Extracted data entries:
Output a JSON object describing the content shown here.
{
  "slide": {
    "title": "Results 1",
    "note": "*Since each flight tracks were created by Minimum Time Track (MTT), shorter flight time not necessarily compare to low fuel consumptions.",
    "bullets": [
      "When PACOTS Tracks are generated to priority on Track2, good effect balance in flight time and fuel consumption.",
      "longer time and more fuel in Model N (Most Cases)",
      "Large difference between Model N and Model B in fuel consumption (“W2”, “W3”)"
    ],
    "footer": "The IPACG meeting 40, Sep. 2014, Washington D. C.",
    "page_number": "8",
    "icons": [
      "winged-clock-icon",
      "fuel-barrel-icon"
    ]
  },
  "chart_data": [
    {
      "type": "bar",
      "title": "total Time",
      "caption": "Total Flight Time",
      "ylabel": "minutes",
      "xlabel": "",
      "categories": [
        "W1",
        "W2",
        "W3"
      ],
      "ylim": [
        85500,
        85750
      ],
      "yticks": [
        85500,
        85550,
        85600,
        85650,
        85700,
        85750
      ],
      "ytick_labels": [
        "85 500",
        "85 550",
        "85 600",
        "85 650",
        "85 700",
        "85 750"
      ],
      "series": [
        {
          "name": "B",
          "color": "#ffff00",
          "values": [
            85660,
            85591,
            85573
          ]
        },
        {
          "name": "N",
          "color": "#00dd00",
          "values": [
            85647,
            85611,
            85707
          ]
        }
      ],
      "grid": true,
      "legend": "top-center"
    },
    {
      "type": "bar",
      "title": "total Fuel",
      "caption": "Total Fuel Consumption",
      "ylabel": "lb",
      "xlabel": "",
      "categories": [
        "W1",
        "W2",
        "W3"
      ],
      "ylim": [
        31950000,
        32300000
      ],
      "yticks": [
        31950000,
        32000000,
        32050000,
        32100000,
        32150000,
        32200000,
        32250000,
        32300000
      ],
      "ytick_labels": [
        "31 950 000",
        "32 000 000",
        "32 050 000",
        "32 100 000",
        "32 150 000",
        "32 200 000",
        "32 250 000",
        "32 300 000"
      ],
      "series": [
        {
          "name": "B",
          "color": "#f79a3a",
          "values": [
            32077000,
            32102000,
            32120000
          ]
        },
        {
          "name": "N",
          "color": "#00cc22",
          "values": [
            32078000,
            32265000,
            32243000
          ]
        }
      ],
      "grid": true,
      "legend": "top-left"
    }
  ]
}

> **What you are asked to do**: Track down every line holding the string "caption" and copy it.

> **Exercise solution**:
      "caption": "Total Flight Time",
      "caption": "Total Fuel Consumption",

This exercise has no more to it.